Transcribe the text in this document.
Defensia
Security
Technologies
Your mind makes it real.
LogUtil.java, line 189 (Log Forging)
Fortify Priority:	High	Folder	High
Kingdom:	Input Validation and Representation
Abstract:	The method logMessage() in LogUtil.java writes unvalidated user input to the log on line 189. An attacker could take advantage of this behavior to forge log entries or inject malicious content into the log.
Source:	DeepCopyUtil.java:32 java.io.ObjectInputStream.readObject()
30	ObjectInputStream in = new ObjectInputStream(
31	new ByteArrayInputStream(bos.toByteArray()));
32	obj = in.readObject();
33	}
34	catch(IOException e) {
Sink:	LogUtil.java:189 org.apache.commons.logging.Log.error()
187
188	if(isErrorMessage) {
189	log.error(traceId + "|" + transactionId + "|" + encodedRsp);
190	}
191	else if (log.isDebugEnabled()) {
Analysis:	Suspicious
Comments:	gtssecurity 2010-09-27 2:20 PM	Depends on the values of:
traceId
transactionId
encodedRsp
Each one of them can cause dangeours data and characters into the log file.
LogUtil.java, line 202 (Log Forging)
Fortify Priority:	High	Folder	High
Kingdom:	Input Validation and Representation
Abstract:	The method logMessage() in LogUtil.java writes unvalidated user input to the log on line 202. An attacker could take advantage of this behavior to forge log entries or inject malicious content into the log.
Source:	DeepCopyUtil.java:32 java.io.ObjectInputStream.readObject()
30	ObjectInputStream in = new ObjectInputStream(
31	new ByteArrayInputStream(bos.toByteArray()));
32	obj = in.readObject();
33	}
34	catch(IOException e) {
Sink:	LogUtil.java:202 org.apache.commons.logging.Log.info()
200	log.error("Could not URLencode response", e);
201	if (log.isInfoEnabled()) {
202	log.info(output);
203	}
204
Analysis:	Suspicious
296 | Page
★ ★ ★ ★ ★
■ Stated problem:
Make an exact copy of the records.

■ Written response:
Transcribe the text in this document.
Defensia
Security
Technologies
Your mind makes it real.
LogUtil.java, line 189 (Log Forging)
Fortify Priority:	High	Folder	High
Kingdom:	Input Validation and Representation
Abstract:	The method logMessage() in LogUtil.java writes unvalidated user input to the log on line 189. An attacker could take advantage of this behavior to forge log entries or inject malicious content into the log.
Source:	DeepCopyUtil.java:32 java.io.ObjectInputStream.readObject()
30	ObjectInputStream in = new ObjectInputStream(
31	new ByteArrayInputStream(bos.toByteArray()));
32	obj = in.readObject();
33	}
34	catch(IOException e) {
Sink:	LogUtil.java:189 org.apache.commons.logging.Log.error()
187
188	if(isErrorMessage) {
189	log.error(traceId + "|" + transactionId + "|" + encodedRsp);
190	}
191	else if (log.isDebugEnabled()) {
Analysis:	Suspicious
Comments:	gtssecurity 2010-09-27 2:20 PM	Depends on the values of:
traceId
transactionId
encodedRsp
Each one of them can cause dangeours data and characters into the log file.
LogUtil.java, line 202 (Log Forging)
Fortify Priority:	High	Folder	High
Kingdom:	Input Validation and Representation
Abstract:	The method logMessage() in LogUtil.java writes unvalidated user input to the log on line 202. An attacker could take advantage of this behavior to forge log entries or inject malicious content into the log.
Source:	DeepCopyUtil.java:32 java.io.ObjectInputStream.readObject()
30	ObjectInputStream in = new ObjectInputStream(
31	new ByteArrayInputStream(bos.toByteArray()));
32	obj = in.readObject();
33	}
34	catch(IOException e) {
Sink:	LogUtil.java:202 org.apache.commons.logging.Log.info()
200	log.error("Could not URLencode response", e);
201	if (log.isInfoEnabled()) {
202	log.info(output);
203	}
204
Analysis:	Suspicious
296 | Page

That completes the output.